Requirements: For every line in the records that has the word "слова", make a copy.

Data records:
>> start

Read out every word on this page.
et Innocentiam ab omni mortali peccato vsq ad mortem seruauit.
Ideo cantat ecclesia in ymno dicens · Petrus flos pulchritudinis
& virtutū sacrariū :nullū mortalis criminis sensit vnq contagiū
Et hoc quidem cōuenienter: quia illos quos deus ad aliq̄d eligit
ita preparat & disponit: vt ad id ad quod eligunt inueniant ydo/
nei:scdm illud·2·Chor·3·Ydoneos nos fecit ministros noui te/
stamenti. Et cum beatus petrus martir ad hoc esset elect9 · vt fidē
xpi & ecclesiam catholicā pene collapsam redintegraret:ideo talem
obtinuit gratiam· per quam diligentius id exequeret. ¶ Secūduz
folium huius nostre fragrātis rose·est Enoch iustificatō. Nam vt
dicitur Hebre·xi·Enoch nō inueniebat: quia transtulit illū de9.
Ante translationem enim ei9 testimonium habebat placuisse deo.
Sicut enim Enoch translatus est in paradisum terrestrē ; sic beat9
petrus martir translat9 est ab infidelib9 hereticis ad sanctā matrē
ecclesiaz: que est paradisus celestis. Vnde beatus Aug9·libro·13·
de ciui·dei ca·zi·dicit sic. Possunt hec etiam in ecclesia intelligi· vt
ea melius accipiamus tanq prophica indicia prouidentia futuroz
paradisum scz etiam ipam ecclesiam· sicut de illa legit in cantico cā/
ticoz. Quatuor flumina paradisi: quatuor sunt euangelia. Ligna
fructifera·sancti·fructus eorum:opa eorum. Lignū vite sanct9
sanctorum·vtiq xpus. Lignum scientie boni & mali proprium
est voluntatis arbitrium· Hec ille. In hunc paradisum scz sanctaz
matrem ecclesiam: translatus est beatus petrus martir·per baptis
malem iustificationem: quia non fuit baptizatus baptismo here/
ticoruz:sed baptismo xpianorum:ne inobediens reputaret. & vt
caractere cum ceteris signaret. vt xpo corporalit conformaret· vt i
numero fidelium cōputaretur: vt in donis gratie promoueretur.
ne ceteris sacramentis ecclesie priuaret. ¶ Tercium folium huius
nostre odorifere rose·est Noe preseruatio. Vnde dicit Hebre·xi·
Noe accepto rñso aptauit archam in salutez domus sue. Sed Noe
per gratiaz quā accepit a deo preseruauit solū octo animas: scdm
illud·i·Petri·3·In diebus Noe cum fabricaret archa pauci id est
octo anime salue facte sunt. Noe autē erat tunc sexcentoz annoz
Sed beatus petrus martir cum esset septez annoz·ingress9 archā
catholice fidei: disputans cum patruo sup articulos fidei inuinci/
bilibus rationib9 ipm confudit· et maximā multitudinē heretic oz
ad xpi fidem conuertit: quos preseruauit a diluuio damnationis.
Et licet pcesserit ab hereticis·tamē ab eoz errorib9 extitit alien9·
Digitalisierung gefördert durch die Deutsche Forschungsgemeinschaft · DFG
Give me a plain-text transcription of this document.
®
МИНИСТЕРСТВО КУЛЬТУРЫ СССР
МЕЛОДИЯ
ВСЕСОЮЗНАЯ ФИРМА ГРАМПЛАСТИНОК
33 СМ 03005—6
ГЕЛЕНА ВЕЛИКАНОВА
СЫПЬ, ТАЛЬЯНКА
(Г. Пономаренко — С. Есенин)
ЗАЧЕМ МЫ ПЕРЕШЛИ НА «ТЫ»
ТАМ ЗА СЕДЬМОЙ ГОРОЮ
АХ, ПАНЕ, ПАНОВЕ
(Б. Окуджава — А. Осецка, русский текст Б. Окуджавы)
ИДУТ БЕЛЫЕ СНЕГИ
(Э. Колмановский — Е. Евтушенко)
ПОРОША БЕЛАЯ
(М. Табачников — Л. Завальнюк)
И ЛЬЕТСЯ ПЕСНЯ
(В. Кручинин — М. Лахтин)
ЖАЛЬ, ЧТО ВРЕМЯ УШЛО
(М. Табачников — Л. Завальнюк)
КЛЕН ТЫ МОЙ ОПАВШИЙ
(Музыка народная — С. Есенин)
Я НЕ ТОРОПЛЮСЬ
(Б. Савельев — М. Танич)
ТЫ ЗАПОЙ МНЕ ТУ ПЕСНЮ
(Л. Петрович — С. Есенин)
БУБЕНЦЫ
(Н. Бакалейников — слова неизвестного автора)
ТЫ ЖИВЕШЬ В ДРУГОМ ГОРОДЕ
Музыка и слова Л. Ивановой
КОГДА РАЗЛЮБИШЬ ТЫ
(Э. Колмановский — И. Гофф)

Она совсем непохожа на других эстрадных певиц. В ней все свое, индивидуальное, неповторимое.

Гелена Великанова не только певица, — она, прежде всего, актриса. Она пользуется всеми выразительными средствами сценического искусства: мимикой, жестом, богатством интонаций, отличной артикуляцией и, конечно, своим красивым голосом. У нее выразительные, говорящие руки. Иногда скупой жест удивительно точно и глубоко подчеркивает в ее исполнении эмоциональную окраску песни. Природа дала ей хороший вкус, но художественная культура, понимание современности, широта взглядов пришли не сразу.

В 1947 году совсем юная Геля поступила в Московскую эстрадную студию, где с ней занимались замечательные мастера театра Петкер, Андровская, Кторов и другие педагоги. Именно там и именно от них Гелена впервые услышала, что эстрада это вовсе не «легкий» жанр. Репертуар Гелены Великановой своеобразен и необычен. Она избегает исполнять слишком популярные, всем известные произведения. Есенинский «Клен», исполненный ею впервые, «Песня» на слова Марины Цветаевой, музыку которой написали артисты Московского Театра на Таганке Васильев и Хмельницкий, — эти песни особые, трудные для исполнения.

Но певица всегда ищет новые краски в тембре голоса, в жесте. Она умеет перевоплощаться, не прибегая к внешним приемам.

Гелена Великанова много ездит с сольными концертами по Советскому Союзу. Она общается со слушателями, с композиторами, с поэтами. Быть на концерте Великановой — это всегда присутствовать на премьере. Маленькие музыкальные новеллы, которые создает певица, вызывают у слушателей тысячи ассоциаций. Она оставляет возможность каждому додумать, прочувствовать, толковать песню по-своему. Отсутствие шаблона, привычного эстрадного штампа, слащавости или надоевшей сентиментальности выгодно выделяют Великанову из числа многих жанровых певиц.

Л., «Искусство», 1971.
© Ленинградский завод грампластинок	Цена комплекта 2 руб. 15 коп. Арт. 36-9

>> end

Task answer:
(Н. Бакалейников — слова неизвестного автора)
Музыка и слова Л. Ивановой
В 1947 году совсем юная Геля поступила в Московскую эстрадную студию, где с ней занимались замечательные мастера театра Петкер, Андровская, Кторов и другие педагоги. Именно там и именно от них Гелена впервые услышала, что эстрада это вовсе не «легкий» жанр. Репертуар Гелены Великановой своеобразен и необычен. Она избегает исполнять слишком популярные, всем известные произведения. Есенинский «Клен», исполненный ею впервые, «Песня» на слова Марины Цветаевой, музыку которой написали артисты Московского Театра на Таганке Васильев и Хмельницкий, — эти песни особые, трудные для исполнения.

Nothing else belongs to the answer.